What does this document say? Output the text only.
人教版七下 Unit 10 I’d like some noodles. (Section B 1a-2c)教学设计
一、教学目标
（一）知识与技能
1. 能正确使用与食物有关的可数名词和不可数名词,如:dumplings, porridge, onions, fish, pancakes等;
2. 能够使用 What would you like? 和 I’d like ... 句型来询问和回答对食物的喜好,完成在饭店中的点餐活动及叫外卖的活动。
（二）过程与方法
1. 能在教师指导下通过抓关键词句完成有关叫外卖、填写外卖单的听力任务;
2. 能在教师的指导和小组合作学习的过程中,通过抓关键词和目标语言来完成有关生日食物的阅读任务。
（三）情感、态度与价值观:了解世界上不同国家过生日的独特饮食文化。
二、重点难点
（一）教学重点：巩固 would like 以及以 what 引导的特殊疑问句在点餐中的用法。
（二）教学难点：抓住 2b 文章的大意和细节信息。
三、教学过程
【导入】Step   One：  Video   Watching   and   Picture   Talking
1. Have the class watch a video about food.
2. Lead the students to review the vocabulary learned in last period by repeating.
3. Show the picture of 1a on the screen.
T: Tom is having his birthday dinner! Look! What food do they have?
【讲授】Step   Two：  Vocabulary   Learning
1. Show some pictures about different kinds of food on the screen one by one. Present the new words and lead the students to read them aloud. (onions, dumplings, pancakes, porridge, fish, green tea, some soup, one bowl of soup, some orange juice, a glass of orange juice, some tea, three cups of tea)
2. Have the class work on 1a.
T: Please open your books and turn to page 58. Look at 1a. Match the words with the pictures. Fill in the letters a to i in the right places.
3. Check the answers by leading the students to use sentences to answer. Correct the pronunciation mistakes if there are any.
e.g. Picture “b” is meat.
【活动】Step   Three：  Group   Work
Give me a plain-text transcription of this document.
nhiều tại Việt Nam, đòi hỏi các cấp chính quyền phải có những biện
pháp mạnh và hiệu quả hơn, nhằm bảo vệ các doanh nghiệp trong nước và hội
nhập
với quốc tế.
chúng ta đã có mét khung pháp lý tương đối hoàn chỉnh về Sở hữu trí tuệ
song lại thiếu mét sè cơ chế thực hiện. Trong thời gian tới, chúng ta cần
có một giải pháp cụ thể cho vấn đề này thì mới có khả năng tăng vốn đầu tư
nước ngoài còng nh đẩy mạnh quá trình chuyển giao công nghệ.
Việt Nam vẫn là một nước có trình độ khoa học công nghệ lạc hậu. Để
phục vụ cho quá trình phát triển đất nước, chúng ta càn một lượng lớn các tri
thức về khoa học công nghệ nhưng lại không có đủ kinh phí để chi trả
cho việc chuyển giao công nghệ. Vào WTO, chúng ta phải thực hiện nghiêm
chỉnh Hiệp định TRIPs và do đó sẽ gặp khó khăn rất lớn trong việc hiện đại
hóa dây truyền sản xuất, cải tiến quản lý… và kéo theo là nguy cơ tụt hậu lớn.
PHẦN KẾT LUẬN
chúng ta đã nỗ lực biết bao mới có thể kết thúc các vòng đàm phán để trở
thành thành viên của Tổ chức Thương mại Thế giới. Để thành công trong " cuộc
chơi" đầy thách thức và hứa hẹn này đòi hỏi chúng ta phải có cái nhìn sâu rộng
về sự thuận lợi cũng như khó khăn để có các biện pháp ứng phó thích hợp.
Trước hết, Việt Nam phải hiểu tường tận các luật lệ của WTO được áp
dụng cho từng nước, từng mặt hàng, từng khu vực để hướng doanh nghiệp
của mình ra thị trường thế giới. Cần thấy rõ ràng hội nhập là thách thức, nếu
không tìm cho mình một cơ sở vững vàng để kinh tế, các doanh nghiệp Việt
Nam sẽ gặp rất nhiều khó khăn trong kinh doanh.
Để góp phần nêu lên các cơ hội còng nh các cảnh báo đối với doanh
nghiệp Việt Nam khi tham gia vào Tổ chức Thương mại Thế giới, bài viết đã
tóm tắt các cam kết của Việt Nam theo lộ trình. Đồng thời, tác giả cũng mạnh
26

....................

Without leaving anything out, quote all the data.

What does this document say? Output the text only.
人教版七下 Unit 10 I’d like some noodles. (Section B 1a-2c)教学设计
一、教学目标
（一）知识与技能
1. 能正确使用与食物有关的可数名词和不可数名词,如:dumplings, porridge, onions, fish, pancakes等;
2. 能够使用 What would you like? 和 I’d like ... 句型来询问和回答对食物的喜好,完成在饭店中的点餐活动及叫外卖的活动。
（二）过程与方法
1. 能在教师指导下通过抓关键词句完成有关叫外卖、填写外卖单的听力任务;
2. 能在教师的指导和小组合作学习的过程中,通过抓关键词和目标语言来完成有关生日食物的阅读任务。
（三）情感、态度与价值观:了解世界上不同国家过生日的独特饮食文化。
二、重点难点
（一）教学重点：巩固 would like 以及以 what 引导的特殊疑问句在点餐中的用法。
（二）教学难点：抓住 2b 文章的大意和细节信息。
三、教学过程
【导入】Step   One：  Video   Watching   and   Picture   Talking
1. Have the class watch a video about food.
2. Lead the students to review the vocabulary learned in last period by repeating.
3. Show the picture of 1a on the screen.
T: Tom is having his birthday dinner! Look! What food do they have?
【讲授】Step   Two：  Vocabulary   Learning
1. Show some pictures about different kinds of food on the screen one by one. Present the new words and lead the students to read them aloud. (onions, dumplings, pancakes, porridge, fish, green tea, some soup, one bowl of soup, some orange juice, a glass of orange juice, some tea, three cups of tea)
2. Have the class work on 1a.
T: Please open your books and turn to page 58. Look at 1a. Match the words with the pictures. Fill in the letters a to i in the right places.
3. Check the answers by leading the students to use sentences to answer. Correct the pronunciation mistakes if there are any.
e.g. Picture “b” is meat.
【活动】Step   Three：  Group   Work
Give me a plain-text transcription of this document.
nhiều tại Việt Nam, đòi hỏi các cấp chính quyền phải có những biện
pháp mạnh và hiệu quả hơn, nhằm bảo vệ các doanh nghiệp trong nước và hội
nhập
với quốc tế.
chúng ta đã có mét khung pháp lý tương đối hoàn chỉnh về Sở hữu trí tuệ
song lại thiếu mét sè cơ chế thực hiện. Trong thời gian tới, chúng ta cần
có một giải pháp cụ thể cho vấn đề này thì mới có khả năng tăng vốn đầu tư
nước ngoài còng nh đẩy mạnh quá trình chuyển giao công nghệ.
Việt Nam vẫn là một nước có trình độ khoa học công nghệ lạc hậu. Để
phục vụ cho quá trình phát triển đất nước, chúng ta càn một lượng lớn các tri
thức về khoa học công nghệ nhưng lại không có đủ kinh phí để chi trả
cho việc chuyển giao công nghệ. Vào WTO, chúng ta phải thực hiện nghiêm
chỉnh Hiệp định TRIPs và do đó sẽ gặp khó khăn rất lớn trong việc hiện đại
hóa dây truyền sản xuất, cải tiến quản lý… và kéo theo là nguy cơ tụt hậu lớn.
PHẦN KẾT LUẬN
chúng ta đã nỗ lực biết bao mới có thể kết thúc các vòng đàm phán để trở
thành thành viên của Tổ chức Thương mại Thế giới. Để thành công trong " cuộc
chơi" đầy thách thức và hứa hẹn này đòi hỏi chúng ta phải có cái nhìn sâu rộng
về sự thuận lợi cũng như khó khăn để có các biện pháp ứng phó thích hợp.
Trước hết, Việt Nam phải hiểu tường tận các luật lệ của WTO được áp
dụng cho từng nước, từng mặt hàng, từng khu vực để hướng doanh nghiệp
của mình ra thị trường thế giới. Cần thấy rõ ràng hội nhập là thách thức, nếu
không tìm cho mình một cơ sở vững vàng để kinh tế, các doanh nghiệp Việt
Nam sẽ gặp rất nhiều khó khăn trong kinh doanh.
Để góp phần nêu lên các cơ hội còng nh các cảnh báo đối với doanh
nghiệp Việt Nam khi tham gia vào Tổ chức Thương mại Thế giới, bài viết đã
tóm tắt các cam kết của Việt Nam theo lộ trình. Đồng thời, tác giả cũng mạnh
26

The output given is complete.